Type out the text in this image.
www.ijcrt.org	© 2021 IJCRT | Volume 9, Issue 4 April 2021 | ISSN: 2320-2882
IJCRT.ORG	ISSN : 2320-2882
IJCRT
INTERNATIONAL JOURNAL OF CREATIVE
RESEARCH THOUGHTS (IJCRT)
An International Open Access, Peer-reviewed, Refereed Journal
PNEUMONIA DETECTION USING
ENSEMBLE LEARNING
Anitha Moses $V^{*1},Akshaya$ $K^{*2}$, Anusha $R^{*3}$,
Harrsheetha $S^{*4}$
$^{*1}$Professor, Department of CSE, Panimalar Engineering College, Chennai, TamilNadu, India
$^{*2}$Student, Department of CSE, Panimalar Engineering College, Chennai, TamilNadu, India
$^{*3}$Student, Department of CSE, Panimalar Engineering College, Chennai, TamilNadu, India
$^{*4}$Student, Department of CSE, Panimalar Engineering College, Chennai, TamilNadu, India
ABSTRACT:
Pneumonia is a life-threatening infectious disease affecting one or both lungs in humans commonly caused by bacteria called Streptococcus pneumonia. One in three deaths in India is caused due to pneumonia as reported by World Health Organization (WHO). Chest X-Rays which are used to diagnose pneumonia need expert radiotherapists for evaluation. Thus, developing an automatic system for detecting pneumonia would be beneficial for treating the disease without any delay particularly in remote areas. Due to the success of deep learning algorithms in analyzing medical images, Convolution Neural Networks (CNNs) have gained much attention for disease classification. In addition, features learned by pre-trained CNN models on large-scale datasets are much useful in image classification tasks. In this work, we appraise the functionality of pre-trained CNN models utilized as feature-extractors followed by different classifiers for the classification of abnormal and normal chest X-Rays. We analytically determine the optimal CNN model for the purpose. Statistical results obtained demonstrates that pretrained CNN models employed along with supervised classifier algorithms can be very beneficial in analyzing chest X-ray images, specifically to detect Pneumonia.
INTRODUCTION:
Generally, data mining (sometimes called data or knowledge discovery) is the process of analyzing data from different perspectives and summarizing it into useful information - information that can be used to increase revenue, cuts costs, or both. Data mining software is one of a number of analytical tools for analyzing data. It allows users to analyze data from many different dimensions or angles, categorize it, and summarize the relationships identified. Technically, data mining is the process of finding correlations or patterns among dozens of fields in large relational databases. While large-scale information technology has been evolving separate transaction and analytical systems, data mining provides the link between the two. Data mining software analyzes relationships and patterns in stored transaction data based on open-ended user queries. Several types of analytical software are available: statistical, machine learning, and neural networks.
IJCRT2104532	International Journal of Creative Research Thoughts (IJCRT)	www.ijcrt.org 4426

☆ ☆ ☆

What you need to do - Make an exact copy of every line in the data.

Reply -
Type out the text in this image.
www.ijcrt.org	© 2021 IJCRT | Volume 9, Issue 4 April 2021 | ISSN: 2320-2882
IJCRT.ORG	ISSN : 2320-2882
IJCRT
INTERNATIONAL JOURNAL OF CREATIVE
RESEARCH THOUGHTS (IJCRT)
An International Open Access, Peer-reviewed, Refereed Journal
PNEUMONIA DETECTION USING
ENSEMBLE LEARNING
Anitha Moses $V^{*1},Akshaya$ $K^{*2}$, Anusha $R^{*3}$,
Harrsheetha $S^{*4}$
$^{*1}$Professor, Department of CSE, Panimalar Engineering College, Chennai, TamilNadu, India
$^{*2}$Student, Department of CSE, Panimalar Engineering College, Chennai, TamilNadu, India
$^{*3}$Student, Department of CSE, Panimalar Engineering College, Chennai, TamilNadu, India
$^{*4}$Student, Department of CSE, Panimalar Engineering College, Chennai, TamilNadu, India
ABSTRACT:
Pneumonia is a life-threatening infectious disease affecting one or both lungs in humans commonly caused by bacteria called Streptococcus pneumonia. One in three deaths in India is caused due to pneumonia as reported by World Health Organization (WHO). Chest X-Rays which are used to diagnose pneumonia need expert radiotherapists for evaluation. Thus, developing an automatic system for detecting pneumonia would be beneficial for treating the disease without any delay particularly in remote areas. Due to the success of deep learning algorithms in analyzing medical images, Convolution Neural Networks (CNNs) have gained much attention for disease classification. In addition, features learned by pre-trained CNN models on large-scale datasets are much useful in image classification tasks. In this work, we appraise the functionality of pre-trained CNN models utilized as feature-extractors followed by different classifiers for the classification of abnormal and normal chest X-Rays. We analytically determine the optimal CNN model for the purpose. Statistical results obtained demonstrates that pretrained CNN models employed along with supervised classifier algorithms can be very beneficial in analyzing chest X-ray images, specifically to detect Pneumonia.
INTRODUCTION:
Generally, data mining (sometimes called data or knowledge discovery) is the process of analyzing data from different perspectives and summarizing it into useful information - information that can be used to increase revenue, cuts costs, or both. Data mining software is one of a number of analytical tools for analyzing data. It allows users to analyze data from many different dimensions or angles, categorize it, and summarize the relationships identified. Technically, data mining is the process of finding correlations or patterns among dozens of fields in large relational databases. While large-scale information technology has been evolving separate transaction and analytical systems, data mining provides the link between the two. Data mining software analyzes relationships and patterns in stored transaction data based on open-ended user queries. Several types of analytical software are available: statistical, machine learning, and neural networks.
IJCRT2104532	International Journal of Creative Research Thoughts (IJCRT)	www.ijcrt.org 4426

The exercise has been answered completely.